ОТРЫВОК:
------------------------
Александр встал, надел шляпу, натянул перчатки и
пошел к выходу, храня наружную невозмутимость (мельком, про себя радуясь, что хранит ее), твердо выставляя ноги в коротких блескучих ботфортах и тугих белых панталонах.
На другом берегу Немана катился восторженный гул: старая гвардия приветствовала своего полубога. Наполеон скакал махом, увлекая, как комета, яркий хвост всадников.
Теперь слово Денису Давыдову, очевидцу:
«Но вот обе императорские барки, отчалив от берега, поплыли. В эту минуту огромность зрелища восторжествовала над всеми чувствами. Все глаза устремились и обратились на противоположный берег реки к барке, несущей этого чудесного человека, невиданного и неслыханного со времен Александра Великого и Юлия Цезаря, коих он так много превосходил разнообразием дарований и славою покорения народов просвещенных и образованных. Я глядел на пего в подзорную трубу, хотя расстояние до противного берега было невелико, и хотя оно сверх того уменьшалось по мере приближения барки к павильону. Я видел его, стоявшего впереди государственных сановников, составлявших его свиту, особо и безмолвно...
Обе барки почти одновременно причалили к павильону, однако барка Наполеона немного опередила, так что ему достало несколько секунд, чтобы, соскочив с нее, пройти скорым шагом сквозь павильон и принять императора нашего при самом сходе его с барки; тогда они рядом вошли в павильон. Сколько помнится, все особы обеих свит не входили в малый павильон, а остались на плоту, знакомясь и разговаривая между собою».
Свидания, начатые на воде, продолжились на суше: Наполеон пригласил Александра в Тильзит. Пошли парады и обеды, верховые и пешие прогулки, обмен орденами и тостами, вся та помпезная, мишурная, но все ж полная какого-то пьянящего аромата жизнь, за которой скрывалась другая — серьезная, напряженная, сложная жизнь «высоких договаривающихся сторон».
------------------------
СТРОКИ ДАННЫХ:
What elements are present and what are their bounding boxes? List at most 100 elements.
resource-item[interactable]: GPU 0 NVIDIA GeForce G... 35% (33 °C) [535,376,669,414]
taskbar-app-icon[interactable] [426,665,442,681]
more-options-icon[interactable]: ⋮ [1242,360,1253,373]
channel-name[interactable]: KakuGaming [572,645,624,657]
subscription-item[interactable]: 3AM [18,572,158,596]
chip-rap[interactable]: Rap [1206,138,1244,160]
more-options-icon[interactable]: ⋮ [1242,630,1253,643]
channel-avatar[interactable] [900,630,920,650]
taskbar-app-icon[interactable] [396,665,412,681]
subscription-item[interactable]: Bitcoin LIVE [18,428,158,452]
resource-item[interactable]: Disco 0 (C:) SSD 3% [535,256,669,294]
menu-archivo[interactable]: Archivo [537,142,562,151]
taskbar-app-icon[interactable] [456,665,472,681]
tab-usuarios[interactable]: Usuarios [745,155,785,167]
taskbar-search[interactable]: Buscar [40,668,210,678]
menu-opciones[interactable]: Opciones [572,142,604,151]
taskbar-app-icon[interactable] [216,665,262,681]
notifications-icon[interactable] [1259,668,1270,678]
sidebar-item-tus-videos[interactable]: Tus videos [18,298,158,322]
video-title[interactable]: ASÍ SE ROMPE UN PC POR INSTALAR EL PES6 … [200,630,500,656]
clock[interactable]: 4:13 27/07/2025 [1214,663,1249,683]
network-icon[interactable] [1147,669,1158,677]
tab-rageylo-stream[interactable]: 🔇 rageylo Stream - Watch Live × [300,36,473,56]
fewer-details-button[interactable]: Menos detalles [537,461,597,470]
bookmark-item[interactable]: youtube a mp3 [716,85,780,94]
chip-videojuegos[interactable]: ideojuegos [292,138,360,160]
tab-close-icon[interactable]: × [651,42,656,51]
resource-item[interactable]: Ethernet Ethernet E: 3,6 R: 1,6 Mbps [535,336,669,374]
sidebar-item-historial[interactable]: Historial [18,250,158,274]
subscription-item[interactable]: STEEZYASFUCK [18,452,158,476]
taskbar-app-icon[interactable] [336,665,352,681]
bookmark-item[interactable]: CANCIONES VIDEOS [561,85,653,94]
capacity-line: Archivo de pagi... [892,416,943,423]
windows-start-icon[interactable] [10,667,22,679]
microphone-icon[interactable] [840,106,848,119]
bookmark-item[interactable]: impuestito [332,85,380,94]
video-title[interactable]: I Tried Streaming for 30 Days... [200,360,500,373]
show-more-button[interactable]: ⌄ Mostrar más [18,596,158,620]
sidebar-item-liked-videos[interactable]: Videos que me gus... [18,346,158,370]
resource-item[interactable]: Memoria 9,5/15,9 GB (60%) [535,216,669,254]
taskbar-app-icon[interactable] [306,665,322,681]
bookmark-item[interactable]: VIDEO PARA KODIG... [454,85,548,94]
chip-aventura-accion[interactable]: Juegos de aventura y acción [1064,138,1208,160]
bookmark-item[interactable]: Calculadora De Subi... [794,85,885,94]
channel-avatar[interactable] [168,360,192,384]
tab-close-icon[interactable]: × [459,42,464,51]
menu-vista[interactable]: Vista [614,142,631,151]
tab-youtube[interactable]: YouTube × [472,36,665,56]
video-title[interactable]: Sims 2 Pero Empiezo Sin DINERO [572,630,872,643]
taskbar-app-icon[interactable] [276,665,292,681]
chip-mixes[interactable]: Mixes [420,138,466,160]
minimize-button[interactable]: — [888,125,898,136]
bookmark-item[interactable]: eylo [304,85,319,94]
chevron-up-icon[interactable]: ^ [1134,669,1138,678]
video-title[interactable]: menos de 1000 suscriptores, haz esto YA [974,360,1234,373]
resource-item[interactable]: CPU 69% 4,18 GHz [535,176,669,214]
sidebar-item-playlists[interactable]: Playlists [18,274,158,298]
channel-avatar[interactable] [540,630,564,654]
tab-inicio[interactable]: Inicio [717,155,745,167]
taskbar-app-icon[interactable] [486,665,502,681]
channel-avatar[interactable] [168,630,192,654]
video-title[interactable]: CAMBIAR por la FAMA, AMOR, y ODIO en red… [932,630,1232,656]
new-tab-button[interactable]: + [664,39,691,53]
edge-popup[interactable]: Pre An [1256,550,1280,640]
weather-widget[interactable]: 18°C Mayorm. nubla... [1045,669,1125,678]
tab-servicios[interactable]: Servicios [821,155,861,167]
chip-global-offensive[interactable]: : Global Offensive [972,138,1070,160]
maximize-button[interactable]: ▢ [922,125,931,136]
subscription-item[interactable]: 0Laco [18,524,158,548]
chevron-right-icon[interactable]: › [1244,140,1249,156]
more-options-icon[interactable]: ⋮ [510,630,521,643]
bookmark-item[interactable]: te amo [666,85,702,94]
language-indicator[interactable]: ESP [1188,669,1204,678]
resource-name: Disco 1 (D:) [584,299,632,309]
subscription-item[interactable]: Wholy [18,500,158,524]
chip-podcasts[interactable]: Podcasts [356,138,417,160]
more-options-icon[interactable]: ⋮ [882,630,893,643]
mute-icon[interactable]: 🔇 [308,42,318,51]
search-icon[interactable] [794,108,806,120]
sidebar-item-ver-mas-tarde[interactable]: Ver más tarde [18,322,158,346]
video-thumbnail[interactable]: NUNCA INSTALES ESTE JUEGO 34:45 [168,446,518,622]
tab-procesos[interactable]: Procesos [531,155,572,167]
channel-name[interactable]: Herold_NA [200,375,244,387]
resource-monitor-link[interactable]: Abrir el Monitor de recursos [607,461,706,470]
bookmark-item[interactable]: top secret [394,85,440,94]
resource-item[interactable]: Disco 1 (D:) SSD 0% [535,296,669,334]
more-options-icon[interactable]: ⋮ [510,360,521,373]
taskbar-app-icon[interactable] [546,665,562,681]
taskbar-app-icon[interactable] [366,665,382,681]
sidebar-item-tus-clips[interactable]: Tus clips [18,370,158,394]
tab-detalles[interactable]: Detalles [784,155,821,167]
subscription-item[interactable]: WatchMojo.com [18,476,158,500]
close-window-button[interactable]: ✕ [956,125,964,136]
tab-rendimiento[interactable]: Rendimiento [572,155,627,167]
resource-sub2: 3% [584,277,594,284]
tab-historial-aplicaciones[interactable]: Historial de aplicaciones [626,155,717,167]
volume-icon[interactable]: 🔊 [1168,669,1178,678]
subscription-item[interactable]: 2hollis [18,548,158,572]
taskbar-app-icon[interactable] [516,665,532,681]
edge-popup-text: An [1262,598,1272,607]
------------------------
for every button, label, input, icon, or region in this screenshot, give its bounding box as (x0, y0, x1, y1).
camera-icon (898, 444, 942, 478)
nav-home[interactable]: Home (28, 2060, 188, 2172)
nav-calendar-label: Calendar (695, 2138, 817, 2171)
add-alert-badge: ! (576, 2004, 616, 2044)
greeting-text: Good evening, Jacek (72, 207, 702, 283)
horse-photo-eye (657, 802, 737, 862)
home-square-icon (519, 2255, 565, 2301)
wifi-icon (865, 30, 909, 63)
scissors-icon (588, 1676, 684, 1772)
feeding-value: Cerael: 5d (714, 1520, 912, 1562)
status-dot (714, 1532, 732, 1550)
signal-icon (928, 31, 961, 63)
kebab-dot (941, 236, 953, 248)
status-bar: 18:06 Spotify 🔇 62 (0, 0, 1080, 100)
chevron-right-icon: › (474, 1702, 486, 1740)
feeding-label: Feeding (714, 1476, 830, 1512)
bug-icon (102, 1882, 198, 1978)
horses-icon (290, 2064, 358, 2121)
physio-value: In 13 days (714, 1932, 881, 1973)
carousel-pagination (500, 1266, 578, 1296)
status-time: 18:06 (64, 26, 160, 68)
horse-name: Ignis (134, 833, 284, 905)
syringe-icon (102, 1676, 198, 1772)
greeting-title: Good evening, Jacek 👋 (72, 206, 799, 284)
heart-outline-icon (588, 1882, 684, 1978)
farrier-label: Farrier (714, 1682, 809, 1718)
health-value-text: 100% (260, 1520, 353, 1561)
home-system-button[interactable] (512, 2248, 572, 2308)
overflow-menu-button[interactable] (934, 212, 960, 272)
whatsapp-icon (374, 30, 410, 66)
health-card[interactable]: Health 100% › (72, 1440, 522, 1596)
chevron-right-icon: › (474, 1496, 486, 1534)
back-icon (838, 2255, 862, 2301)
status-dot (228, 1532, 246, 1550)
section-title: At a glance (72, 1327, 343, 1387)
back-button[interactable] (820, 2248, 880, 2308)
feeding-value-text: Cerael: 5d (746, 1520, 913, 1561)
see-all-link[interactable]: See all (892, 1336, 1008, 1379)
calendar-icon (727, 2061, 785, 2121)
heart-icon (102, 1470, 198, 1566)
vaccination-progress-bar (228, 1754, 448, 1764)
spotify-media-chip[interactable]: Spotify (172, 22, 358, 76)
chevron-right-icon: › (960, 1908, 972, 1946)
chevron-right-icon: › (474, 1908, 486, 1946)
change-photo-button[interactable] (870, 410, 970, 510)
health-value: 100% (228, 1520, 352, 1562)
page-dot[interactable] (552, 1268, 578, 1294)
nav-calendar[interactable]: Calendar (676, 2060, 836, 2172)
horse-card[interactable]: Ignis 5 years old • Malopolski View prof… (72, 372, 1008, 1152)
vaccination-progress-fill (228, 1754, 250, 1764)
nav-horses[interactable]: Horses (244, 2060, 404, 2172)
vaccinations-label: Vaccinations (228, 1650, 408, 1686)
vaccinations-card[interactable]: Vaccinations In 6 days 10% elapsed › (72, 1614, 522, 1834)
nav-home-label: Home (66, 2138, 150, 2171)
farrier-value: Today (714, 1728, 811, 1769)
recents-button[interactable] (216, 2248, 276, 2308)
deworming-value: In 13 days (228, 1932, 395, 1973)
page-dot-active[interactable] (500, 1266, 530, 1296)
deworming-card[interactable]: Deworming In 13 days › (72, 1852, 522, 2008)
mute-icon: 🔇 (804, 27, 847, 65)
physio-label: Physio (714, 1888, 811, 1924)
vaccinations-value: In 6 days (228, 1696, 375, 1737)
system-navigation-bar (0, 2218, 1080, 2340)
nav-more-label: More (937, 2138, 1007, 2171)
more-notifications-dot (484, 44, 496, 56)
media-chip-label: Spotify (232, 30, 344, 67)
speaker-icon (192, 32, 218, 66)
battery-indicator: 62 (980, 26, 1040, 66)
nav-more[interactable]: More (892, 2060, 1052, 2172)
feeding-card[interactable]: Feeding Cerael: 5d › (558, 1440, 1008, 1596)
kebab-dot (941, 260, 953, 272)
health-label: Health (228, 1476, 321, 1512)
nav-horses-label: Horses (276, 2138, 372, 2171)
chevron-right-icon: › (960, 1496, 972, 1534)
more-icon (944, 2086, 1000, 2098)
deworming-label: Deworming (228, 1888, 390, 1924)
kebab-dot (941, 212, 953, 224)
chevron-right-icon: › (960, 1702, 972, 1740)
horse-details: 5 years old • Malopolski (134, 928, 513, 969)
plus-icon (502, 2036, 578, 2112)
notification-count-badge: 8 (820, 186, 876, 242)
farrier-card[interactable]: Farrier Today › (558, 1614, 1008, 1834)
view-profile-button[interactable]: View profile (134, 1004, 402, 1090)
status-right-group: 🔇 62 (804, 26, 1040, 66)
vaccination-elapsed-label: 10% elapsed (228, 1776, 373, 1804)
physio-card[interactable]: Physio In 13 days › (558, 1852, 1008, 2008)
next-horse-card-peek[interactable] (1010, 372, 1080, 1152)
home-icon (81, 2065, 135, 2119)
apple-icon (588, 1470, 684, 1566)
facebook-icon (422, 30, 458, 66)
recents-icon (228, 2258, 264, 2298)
------------------------
ОПИСАНИЕ ЗАДАЧИ:
Продолжите, пожалуйста, отрывок о встрече Александра и Наполеона на Немане, начав сразу после его последнего предложения. Приведенные выше пункты взяты из другого источника, не связанного с отрывком.

ПИСЬМЕННЫЙ ОТВЕТ:
Главным была не «раскройка» европейской территории, не Пруссия и не позолоченная пилюля в виде Бело-стокской области, преподнесенной императором французов своему новоявленному «брату». Главным было заключение союза, присоединение России к континентальной блокаде, то есть к системе полной изоляции, полного удушения Англии.
Во все дни необычного рандеву императоры влюбленно глядели друг на друга. Наполеон был мастером обольщений, и Александр казался обольщенным. Александр умел чаровать, и Наполеон казался очарованным.
Царедворцы, говаривал Вольтер, скрывают истину, историки ее обнаруживают. Тильзитскую истину обнаружили и современники. Правда, не те, что были ослеплены сиянием двух «солнц», а те, что находились от «солнц» подалее. Аустерлиц и Фридланд они восприняли как поражения; Тильзит — как пятно.
Тогдашний лейб-гвардейский офицер Денис Давыдов позднее вспоминал: «Общество французов нам ни к чему не служило; ни один из нас не искал не только дружбы, но даже знакомств ни с одним из них, невзирая на их старания, вследствие тайного приказа Наполеона, привлекать нас всякого рода приветливостями и вежливостью. За приветливость и вежливость мы платили приветливостями и вежливостью — и все тут. 1812 год стоял уже посреди нас, русских, со своим штыком в крови по дуло, со своим ножом в крови по локоть».
Тильзит был поворотом крутым и резким. Поворотом, чудилось, внезапным. Присоединиться к континентальной блокаде значило подписать смертный приговор русско-английской торговле, позарез необходимой российским помещикам и купцам. Это, конечно, било по карману, по бюджету, по мошне. Но, кроме «экономической обиды», в реакции современников па Тильзит была еще в обида национальная...
Июльским днем Александр переезжал Неман. Наполеон, стоя на берегу, дружественно делал ручкой. Передавали, что царь будто бы шепнул вконец униженному прусскому королю: «Потерпите, мы свое воротим». Передавали, что царь заверял близких: «По крайней мере я выиграю время».
И это было так, если даже это и не так было.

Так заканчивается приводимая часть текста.